Entries taken from a collection:
--------
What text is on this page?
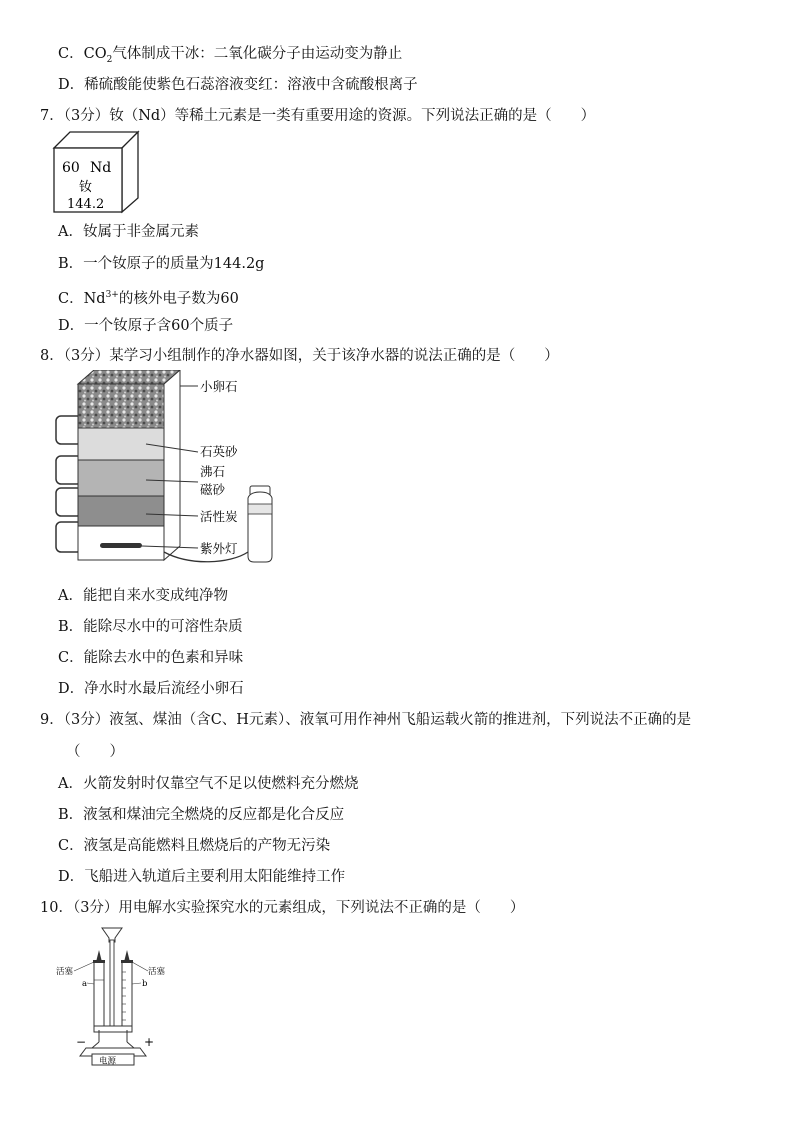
C．$CO_2$气体制成干冰：二氧化碳分子由运动变为静止
D．稀硫酸能使紫色石蕊溶液变红：溶液中含硫酸根离子
7．（3分）钕（Nd）等稀土元素是一类有重要用途的资源。下列说法正确的是（　　）
60 Nd
钕
144.2
A．钕属于非金属元素
B．一个钕原子的质量为144.2g
C．$Nd^{3+}$的核外电子数为60
D．一个钕原子含60个质子
8．（3分）某学习小组制作的净水器如图，关于该净水器的说法正确的是（　　）
小卵石
石英砂
沸石
磁砂
活性炭
紫外灯
A．能把自来水变成纯净物
B．能除尽水中的可溶性杂质
C．能除去水中的色素和异味
D．净水时水最后流经小卵石
9．（3分）液氢、煤油（含C、H元素）、液氧可用作神州飞船运载火箭的推进剂，下列说法不正确的是
（　　）
A．火箭发射时仅靠空气不足以使燃料充分燃烧
B．液氢和煤油完全燃烧的反应都是化合反应
C．液氢是高能燃料且燃烧后的产物无污染
D．飞船进入轨道后主要利用太阳能维持工作
10．（3分）用电解水实验探究水的元素组成，下列说法不正确的是（　　）
电源
−	+
活塞	活塞
a	b
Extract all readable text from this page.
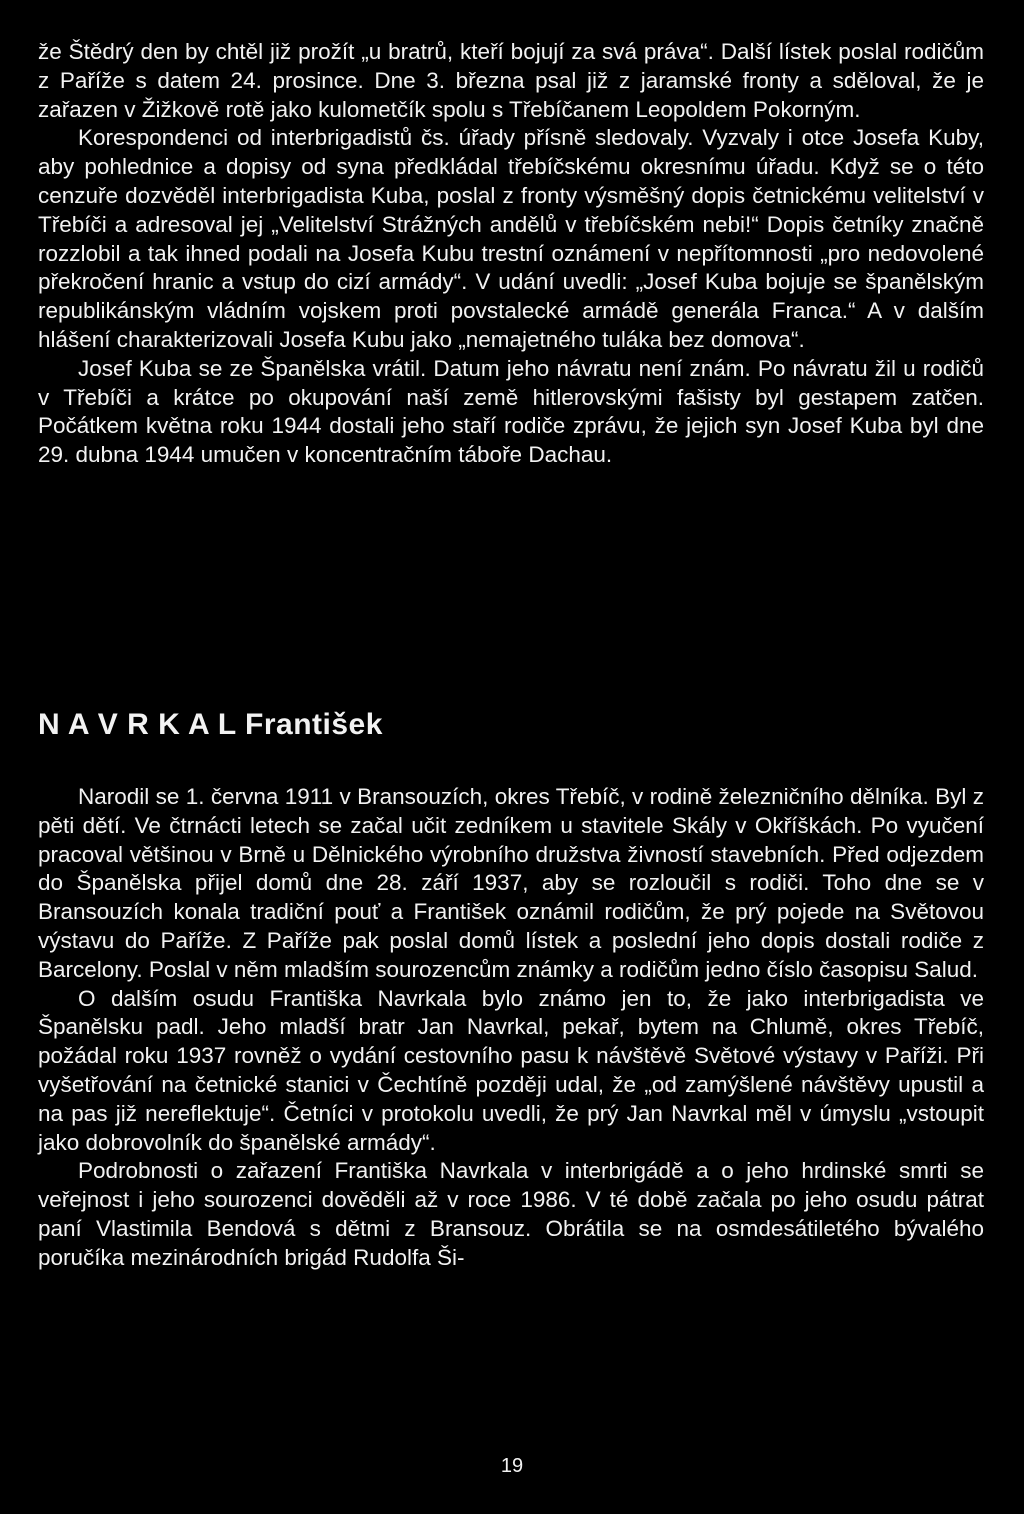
že Štědrý den by chtěl již prožít „u bratrů, kteří bojují za svá práva“. Další lístek poslal rodičům z Paříže s datem 24. prosince. Dne 3. března psal již z jaramské fronty a sděloval, že je zařazen v Žižkově rotě jako kulometčík spolu s Třebíčanem Leopoldem Pokorným.

Korespondenci od interbrigadistů čs. úřady přísně sledovaly. Vyzvaly i otce Josefa Kuby, aby pohlednice a dopisy od syna předkládal třebíčskému okresnímu úřadu. Když se o této cenzuře dozvěděl interbrigadista Kuba, poslal z fronty výsměšný dopis četnickému velitelství v Třebíči a adresoval jej „Velitelství Strážných andělů v třebíčském nebi!“ Dopis četníky značně rozzlobil a tak ihned podali na Josefa Kubu trestní oznámení v nepřítomnosti „pro nedovolené překročení hranic a vstup do cizí armády“. V udání uvedli: „Josef Kuba bojuje se španělským republikánským vládním vojskem proti povstalecké armádě generála Franca.“ A v dalším hlášení charakterizovali Josefa Kubu jako „nemajetného tuláka bez domova“.

Josef Kuba se ze Španělska vrátil. Datum jeho návratu není znám. Po návratu žil u rodičů v Třebíči a krátce po okupování naší země hitlerovskými fašisty byl gestapem zatčen. Počátkem května roku 1944 dostali jeho staří rodiče zprávu, že jejich syn Josef Kuba byl dne 29. dubna 1944 umučen v koncentračním táboře Dachau.

N A V R K A L František

Narodil se 1. června 1911 v Bransouzích, okres Třebíč, v rodině železničního dělníka. Byl z pěti dětí. Ve čtrnácti letech se začal učit zedníkem u stavitele Skály v Okříškách. Po vyučení pracoval většinou v Brně u Dělnického výrobního družstva živností stavebních. Před odjezdem do Španělska přijel domů dne 28. září 1937, aby se rozloučil s rodiči. Toho dne se v Bransouzích konala tradiční pouť a František oznámil rodičům, že prý pojede na Světovou výstavu do Paříže. Z Paříže pak poslal domů lístek a poslední jeho dopis dostali rodiče z Barcelony. Poslal v něm mladším sourozencům známky a rodičům jedno číslo časopisu Salud.

O dalším osudu Františka Navrkala bylo známo jen to, že jako interbrigadista ve Španělsku padl. Jeho mladší bratr Jan Navrkal, pekař, bytem na Chlumě, okres Třebíč, požádal roku 1937 rovněž o vydání cestovního pasu k návštěvě Světové výstavy v Paříži. Při vyšetřování na četnické stanici v Čechtíně později udal, že „od zamýšlené návštěvy upustil a na pas již nereflektuje“. Četníci v protokolu uvedli, že prý Jan Navrkal měl v úmyslu „vstoupit jako dobrovolník do španělské armády“.

Podrobnosti o zařazení Františka Navrkala v interbrigádě a o jeho hrdinské smrti se veřejnost i jeho sourozenci dověděli až v roce 1986. V té době začala po jeho osudu pátrat paní Vlastimila Bendová s dětmi z Bransouz. Obrátila se na osmdesátiletého bývalého poručíka mezinárodních brigád Rudolfa Ši-

19
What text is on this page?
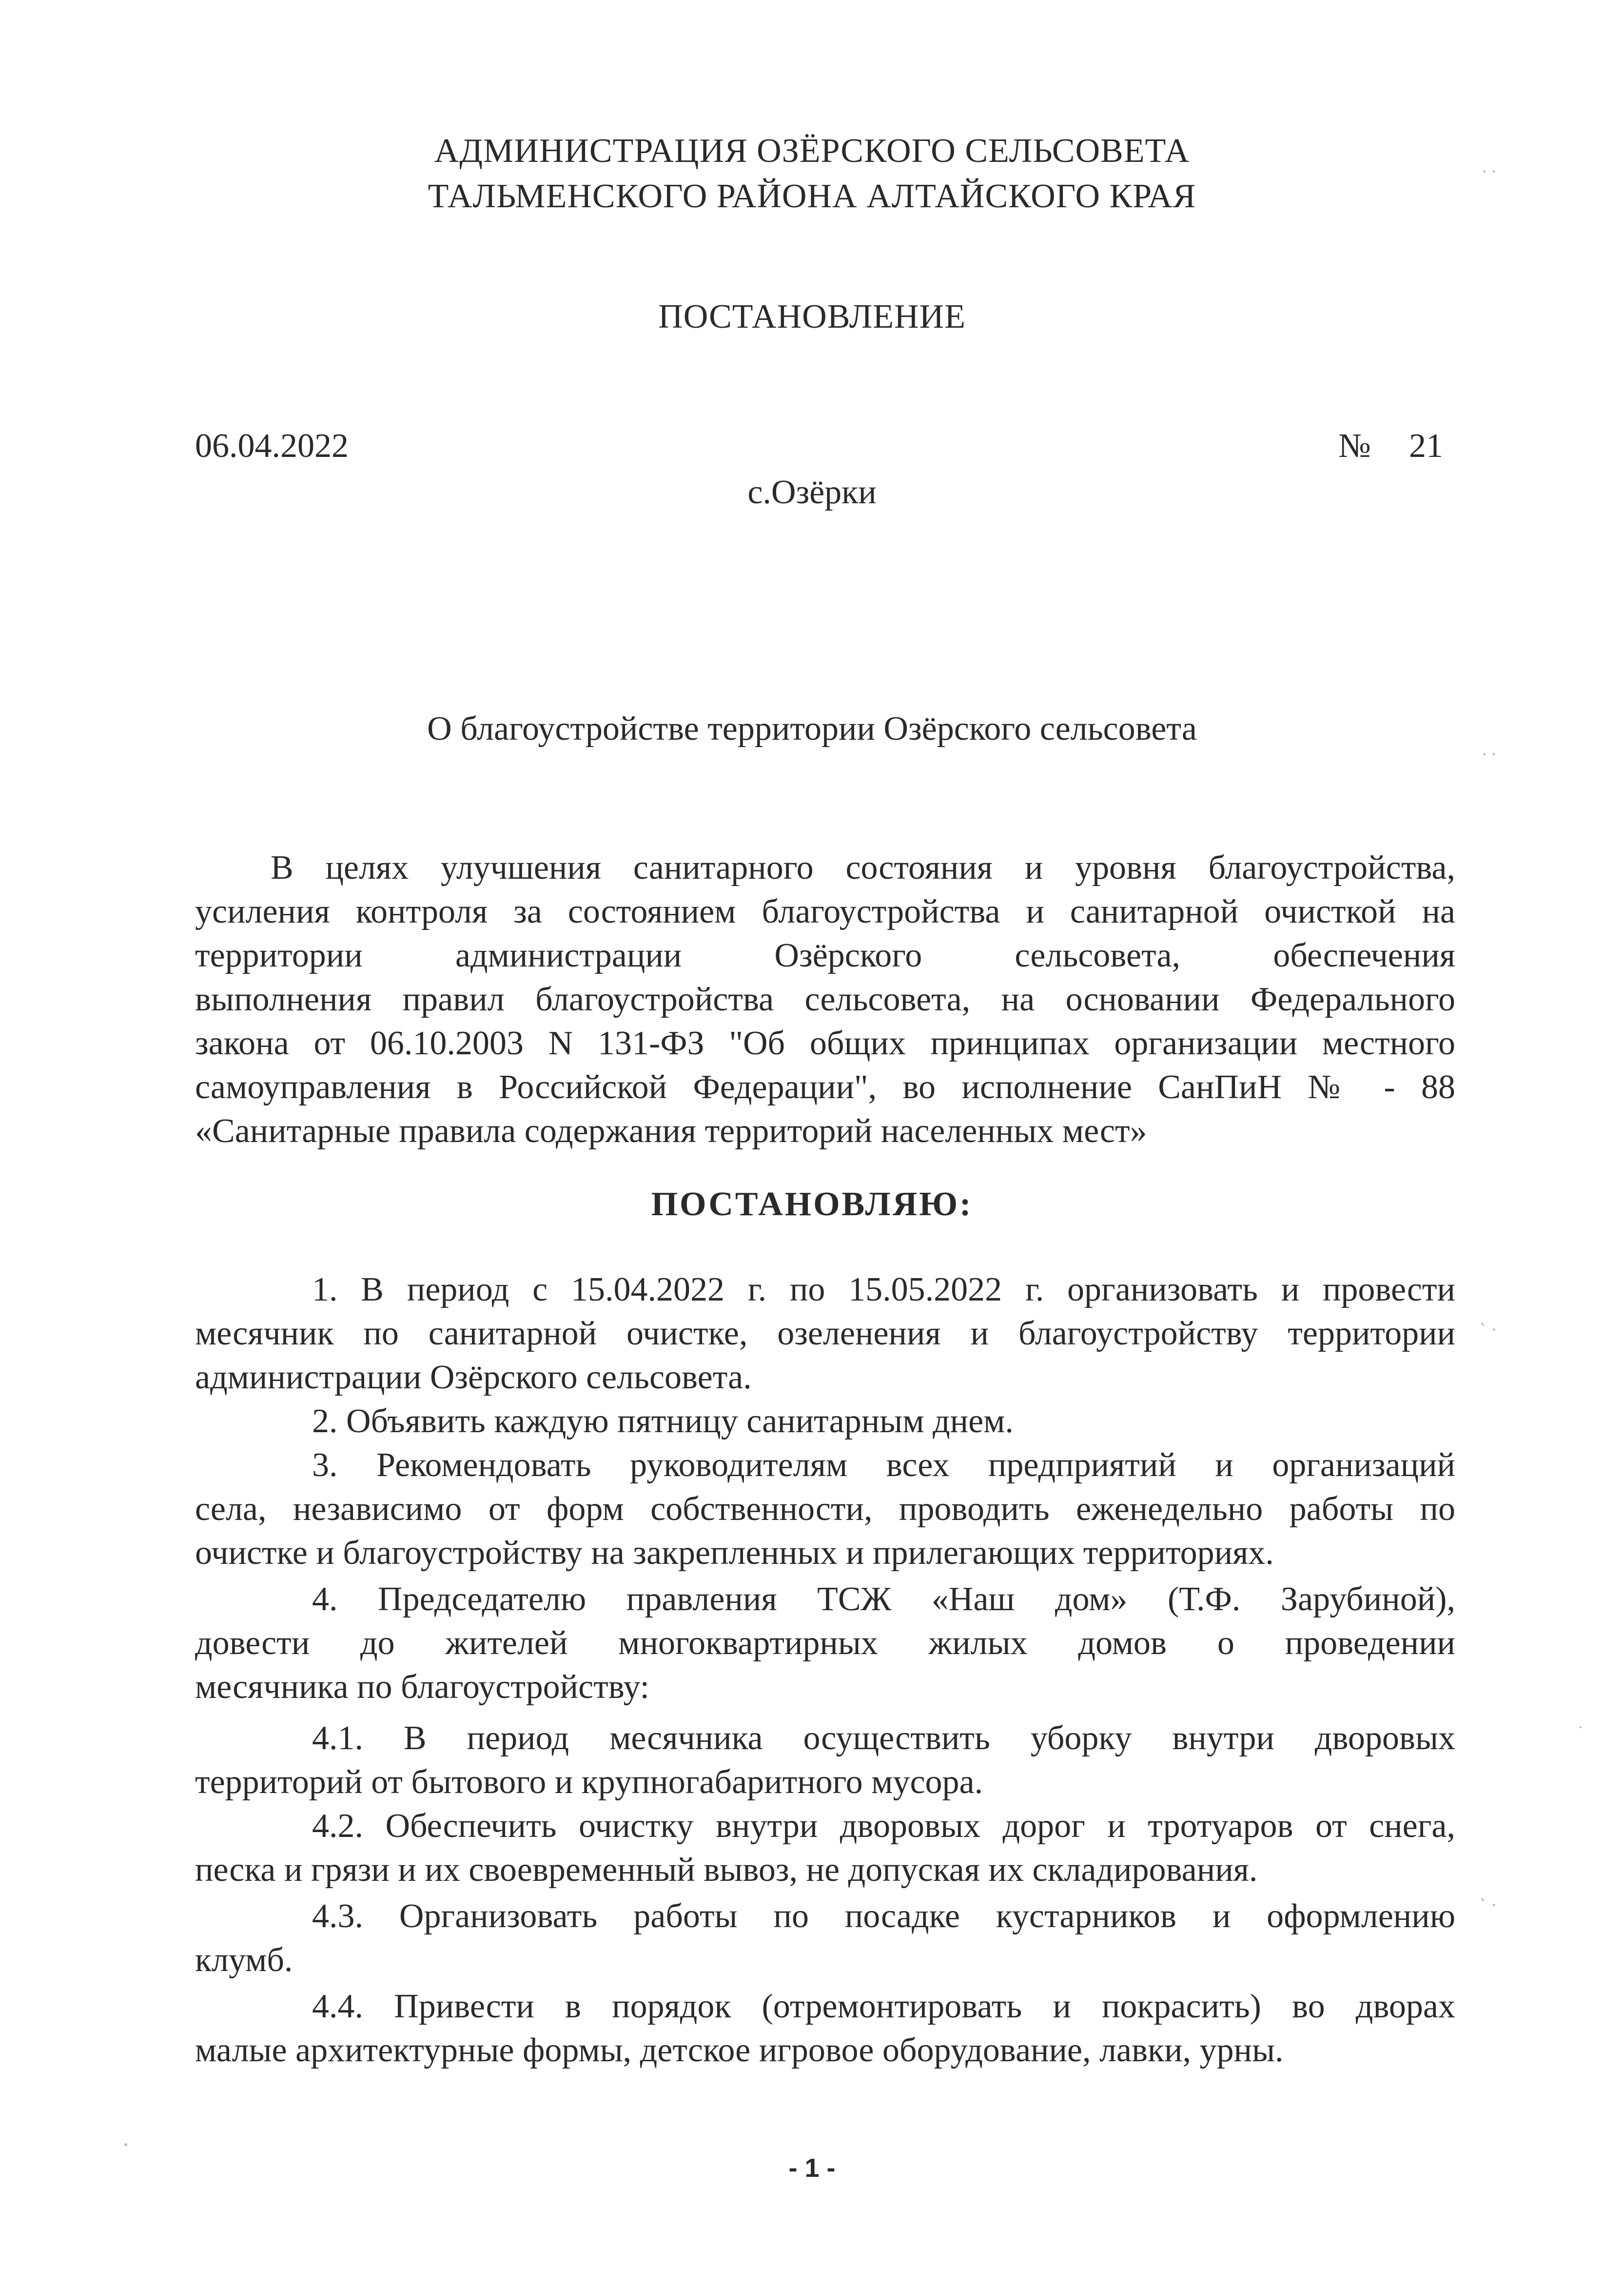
АДМИНИСТРАЦИЯ ОЗЁРСКОГО СЕЛЬСОВЕТА
ТАЛЬМЕНСКОГО РАЙОНА АЛТАЙСКОГО КРАЯ
ПОСТАНОВЛЕНИЕ
06.04.2022	№ 21
с.Озёрки
О благоустройстве территории Озёрского сельсовета
В целях улучшения санитарного состояния и уровня благоустройства,
усиления контроля за состоянием благоустройства и санитарной очисткой на
территории администрации Озёрского сельсовета, обеспечения
выполнения правил благоустройства сельсовета, на основании Федерального
закона от 06.10.2003 N 131-ФЗ "Об общих принципах организации местного
самоуправления в Российской Федерации", во исполнение СанПиН № - 88
«Санитарные правила содержания территорий населенных мест»
ПОСТАНОВЛЯЮ:
1. В период с 15.04.2022 г. по 15.05.2022 г. организовать и провести
месячник по санитарной очистке, озеленения и благоустройству территории
администрации Озёрского сельсовета.
2. Объявить каждую пятницу санитарным днем.
3. Рекомендовать руководителям всех предприятий и организаций
села, независимо от форм собственности, проводить еженедельно работы по
очистке и благоустройству на закрепленных и прилегающих территориях.
4. Председателю правления ТСЖ «Наш дом» (Т.Ф. Зарубиной),
довести до жителей многоквартирных жилых домов о проведении
месячника по благоустройству:
4.1. В период месячника осуществить уборку внутри дворовых
территорий от бытового и крупногабаритного мусора.
4.2. Обеспечить очистку внутри дворовых дорог и тротуаров от снега,
песка и грязи и их своевременный вывоз, не допуская их складирования.
4.3. Организовать работы по посадке кустарников и оформлению
клумб.
4.4. Привести в порядок (отремонтировать и покрасить) во дворах
малые архитектурные формы, детское игровое оборудование, лавки, урны.
- 1 -
· ·
· ·
` ·
` ·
--------
▸ WHAT TO WORK ON
Restate the data above word for word. Skip every picture.

▸ SOLUTION TO THE EXERCISE
What text is on this page?
C．$CO_2$气体制成干冰：二氧化碳分子由运动变为静止
D．稀硫酸能使紫色石蕊溶液变红：溶液中含硫酸根离子
7．（3分）钕（Nd）等稀土元素是一类有重要用途的资源。下列说法正确的是（　　）
60 Nd
钕
144.2
A．钕属于非金属元素
B．一个钕原子的质量为144.2g
C．$Nd^{3+}$的核外电子数为60
D．一个钕原子含60个质子
8．（3分）某学习小组制作的净水器如图，关于该净水器的说法正确的是（　　）
小卵石
石英砂
沸石
磁砂
活性炭
紫外灯
A．能把自来水变成纯净物
B．能除尽水中的可溶性杂质
C．能除去水中的色素和异味
D．净水时水最后流经小卵石
9．（3分）液氢、煤油（含C、H元素）、液氧可用作神州飞船运载火箭的推进剂，下列说法不正确的是
（　　）
A．火箭发射时仅靠空气不足以使燃料充分燃烧
B．液氢和煤油完全燃烧的反应都是化合反应
C．液氢是高能燃料且燃烧后的产物无污染
D．飞船进入轨道后主要利用太阳能维持工作
10．（3分）用电解水实验探究水的元素组成，下列说法不正确的是（　　）
电源
−	+
活塞	活塞
a	b
Extract all readable text from this page.
že Štědrý den by chtěl již prožít „u bratrů, kteří bojují za svá práva“. Další lístek poslal rodičům z Paříže s datem 24. prosince. Dne 3. března psal již z jaramské fronty a sděloval, že je zařazen v Žižkově rotě jako kulometčík spolu s Třebíčanem Leopoldem Pokorným.

Korespondenci od interbrigadistů čs. úřady přísně sledovaly. Vyzvaly i otce Josefa Kuby, aby pohlednice a dopisy od syna předkládal třebíčskému okresnímu úřadu. Když se o této cenzuře dozvěděl interbrigadista Kuba, poslal z fronty výsměšný dopis četnickému velitelství v Třebíči a adresoval jej „Velitelství Strážných andělů v třebíčském nebi!“ Dopis četníky značně rozzlobil a tak ihned podali na Josefa Kubu trestní oznámení v nepřítomnosti „pro nedovolené překročení hranic a vstup do cizí armády“. V udání uvedli: „Josef Kuba bojuje se španělským republikánským vládním vojskem proti povstalecké armádě generála Franca.“ A v dalším hlášení charakterizovali Josefa Kubu jako „nemajetného tuláka bez domova“.

Josef Kuba se ze Španělska vrátil. Datum jeho návratu není znám. Po návratu žil u rodičů v Třebíči a krátce po okupování naší země hitlerovskými fašisty byl gestapem zatčen. Počátkem května roku 1944 dostali jeho staří rodiče zprávu, že jejich syn Josef Kuba byl dne 29. dubna 1944 umučen v koncentračním táboře Dachau.

N A V R K A L František

Narodil se 1. června 1911 v Bransouzích, okres Třebíč, v rodině železničního dělníka. Byl z pěti dětí. Ve čtrnácti letech se začal učit zedníkem u stavitele Skály v Okříškách. Po vyučení pracoval většinou v Brně u Dělnického výrobního družstva živností stavebních. Před odjezdem do Španělska přijel domů dne 28. září 1937, aby se rozloučil s rodiči. Toho dne se v Bransouzích konala tradiční pouť a František oznámil rodičům, že prý pojede na Světovou výstavu do Paříže. Z Paříže pak poslal domů lístek a poslední jeho dopis dostali rodiče z Barcelony. Poslal v něm mladším sourozencům známky a rodičům jedno číslo časopisu Salud.

O dalším osudu Františka Navrkala bylo známo jen to, že jako interbrigadista ve Španělsku padl. Jeho mladší bratr Jan Navrkal, pekař, bytem na Chlumě, okres Třebíč, požádal roku 1937 rovněž o vydání cestovního pasu k návštěvě Světové výstavy v Paříži. Při vyšetřování na četnické stanici v Čechtíně později udal, že „od zamýšlené návštěvy upustil a na pas již nereflektuje“. Četníci v protokolu uvedli, že prý Jan Navrkal měl v úmyslu „vstoupit jako dobrovolník do španělské armády“.

Podrobnosti o zařazení Františka Navrkala v interbrigádě a o jeho hrdinské smrti se veřejnost i jeho sourozenci dověděli až v roce 1986. V té době začala po jeho osudu pátrat paní Vlastimila Bendová s dětmi z Bransouz. Obrátila se na osmdesátiletého bývalého poručíka mezinárodních brigád Rudolfa Ši-

19
What text is on this page?
АДМИНИСТРАЦИЯ ОЗЁРСКОГО СЕЛЬСОВЕТА
ТАЛЬМЕНСКОГО РАЙОНА АЛТАЙСКОГО КРАЯ
ПОСТАНОВЛЕНИЕ
06.04.2022	№ 21
с.Озёрки
О благоустройстве территории Озёрского сельсовета
В целях улучшения санитарного состояния и уровня благоустройства,
усиления контроля за состоянием благоустройства и санитарной очисткой на
территории администрации Озёрского сельсовета, обеспечения
выполнения правил благоустройства сельсовета, на основании Федерального
закона от 06.10.2003 N 131-ФЗ "Об общих принципах организации местного
самоуправления в Российской Федерации", во исполнение СанПиН № - 88
«Санитарные правила содержания территорий населенных мест»
ПОСТАНОВЛЯЮ:
1. В период с 15.04.2022 г. по 15.05.2022 г. организовать и провести
месячник по санитарной очистке, озеленения и благоустройству территории
администрации Озёрского сельсовета.
2. Объявить каждую пятницу санитарным днем.
3. Рекомендовать руководителям всех предприятий и организаций
села, независимо от форм собственности, проводить еженедельно работы по
очистке и благоустройству на закрепленных и прилегающих территориях.
4. Председателю правления ТСЖ «Наш дом» (Т.Ф. Зарубиной),
довести до жителей многоквартирных жилых домов о проведении
месячника по благоустройству:
4.1. В период месячника осуществить уборку внутри дворовых
территорий от бытового и крупногабаритного мусора.
4.2. Обеспечить очистку внутри дворовых дорог и тротуаров от снега,
песка и грязи и их своевременный вывоз, не допуская их складирования.
4.3. Организовать работы по посадке кустарников и оформлению
клумб.
4.4. Привести в порядок (отремонтировать и покрасить) во дворах
малые архитектурные формы, детское игровое оборудование, лавки, урны.
- 1 -
· ·
· ·
` ·
` ·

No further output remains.